> **Brief**: Set down each line of the material that follows, exactly, with no pictures.

> **Records for the task**:
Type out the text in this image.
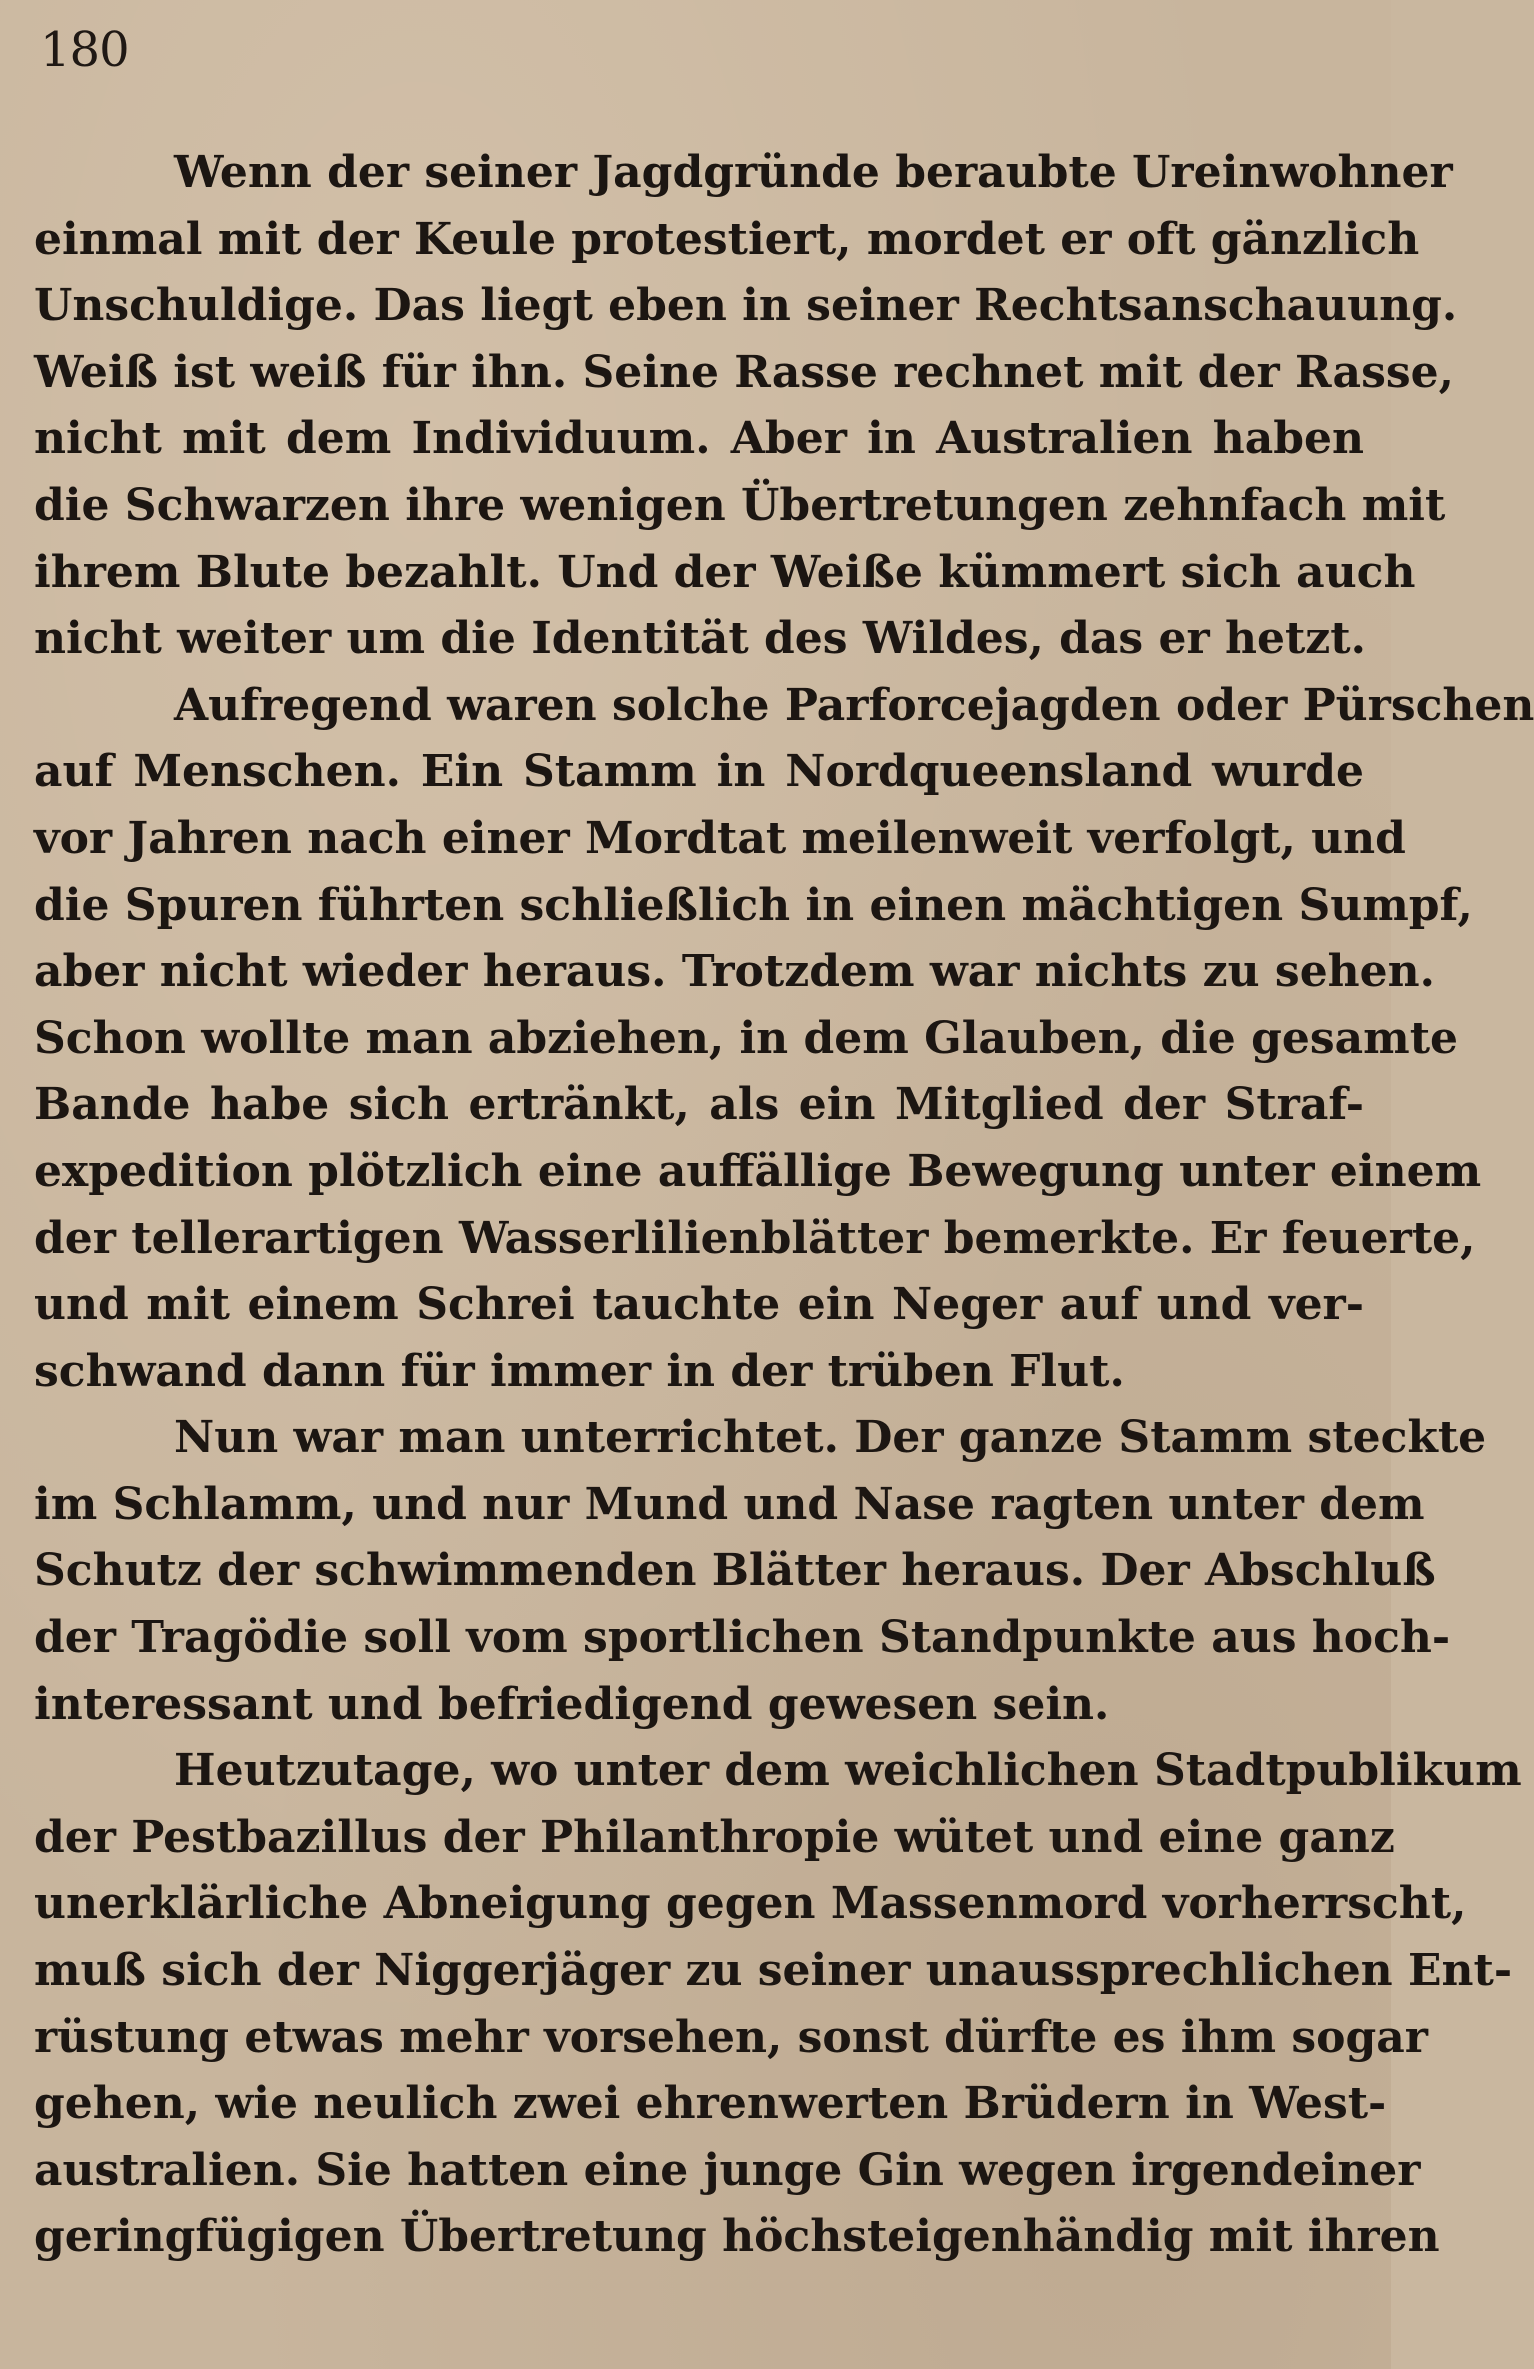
180
Wenn der seiner Jagdgründe beraubte Ureinwohner
einmal mit der Keule protestiert, mordet er oft gänzlich
Unschuldige. Das liegt eben in seiner Rechtsanschauung.
Weiß ist weiß für ihn. Seine Rasse rechnet mit der Rasse,
nicht mit dem Individuum. Aber in Australien haben
die Schwarzen ihre wenigen Übertretungen zehnfach mit
ihrem Blute bezahlt. Und der Weiße kümmert sich auch
nicht weiter um die Identität des Wildes, das er hetzt.
Aufregend waren solche Parforcejagden oder Pürschen
auf Menschen. Ein Stamm in Nordqueensland wurde
vor Jahren nach einer Mordtat meilenweit verfolgt, und
die Spuren führten schließlich in einen mächtigen Sumpf,
aber nicht wieder heraus. Trotzdem war nichts zu sehen.
Schon wollte man abziehen, in dem Glauben, die gesamte
Bande habe sich ertränkt, als ein Mitglied der Straf-
expedition plötzlich eine auffällige Bewegung unter einem
der tellerartigen Wasserlilienblätter bemerkte. Er feuerte,
und mit einem Schrei tauchte ein Neger auf und ver-
schwand dann für immer in der trüben Flut.
Nun war man unterrichtet. Der ganze Stamm steckte
im Schlamm, und nur Mund und Nase ragten unter dem
Schutz der schwimmenden Blätter heraus. Der Abschluß
der Tragödie soll vom sportlichen Standpunkte aus hoch-
interessant und befriedigend gewesen sein.
Heutzutage, wo unter dem weichlichen Stadtpublikum
der Pestbazillus der Philanthropie wütet und eine ganz
unerklärliche Abneigung gegen Massenmord vorherrscht,
muß sich der Niggerjäger zu seiner unaussprechlichen Ent-
rüstung etwas mehr vorsehen, sonst dürfte es ihm sogar
gehen, wie neulich zwei ehrenwerten Brüdern in West-
australien. Sie hatten eine junge Gin wegen irgendeiner
geringfügigen Übertretung höchsteigenhändig mit ihren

> **Response below**:
Type out the text in this image.
180
Wenn der seiner Jagdgründe beraubte Ureinwohner
einmal mit der Keule protestiert, mordet er oft gänzlich
Unschuldige. Das liegt eben in seiner Rechtsanschauung.
Weiß ist weiß für ihn. Seine Rasse rechnet mit der Rasse,
nicht mit dem Individuum. Aber in Australien haben
die Schwarzen ihre wenigen Übertretungen zehnfach mit
ihrem Blute bezahlt. Und der Weiße kümmert sich auch
nicht weiter um die Identität des Wildes, das er hetzt.
Aufregend waren solche Parforcejagden oder Pürschen
auf Menschen. Ein Stamm in Nordqueensland wurde
vor Jahren nach einer Mordtat meilenweit verfolgt, und
die Spuren führten schließlich in einen mächtigen Sumpf,
aber nicht wieder heraus. Trotzdem war nichts zu sehen.
Schon wollte man abziehen, in dem Glauben, die gesamte
Bande habe sich ertränkt, als ein Mitglied der Straf-
expedition plötzlich eine auffällige Bewegung unter einem
der tellerartigen Wasserlilienblätter bemerkte. Er feuerte,
und mit einem Schrei tauchte ein Neger auf und ver-
schwand dann für immer in der trüben Flut.
Nun war man unterrichtet. Der ganze Stamm steckte
im Schlamm, und nur Mund und Nase ragten unter dem
Schutz der schwimmenden Blätter heraus. Der Abschluß
der Tragödie soll vom sportlichen Standpunkte aus hoch-
interessant und befriedigend gewesen sein.
Heutzutage, wo unter dem weichlichen Stadtpublikum
der Pestbazillus der Philanthropie wütet und eine ganz
unerklärliche Abneigung gegen Massenmord vorherrscht,
muß sich der Niggerjäger zu seiner unaussprechlichen Ent-
rüstung etwas mehr vorsehen, sonst dürfte es ihm sogar
gehen, wie neulich zwei ehrenwerten Brüdern in West-
australien. Sie hatten eine junge Gin wegen irgendeiner
geringfügigen Übertretung höchsteigenhändig mit ihren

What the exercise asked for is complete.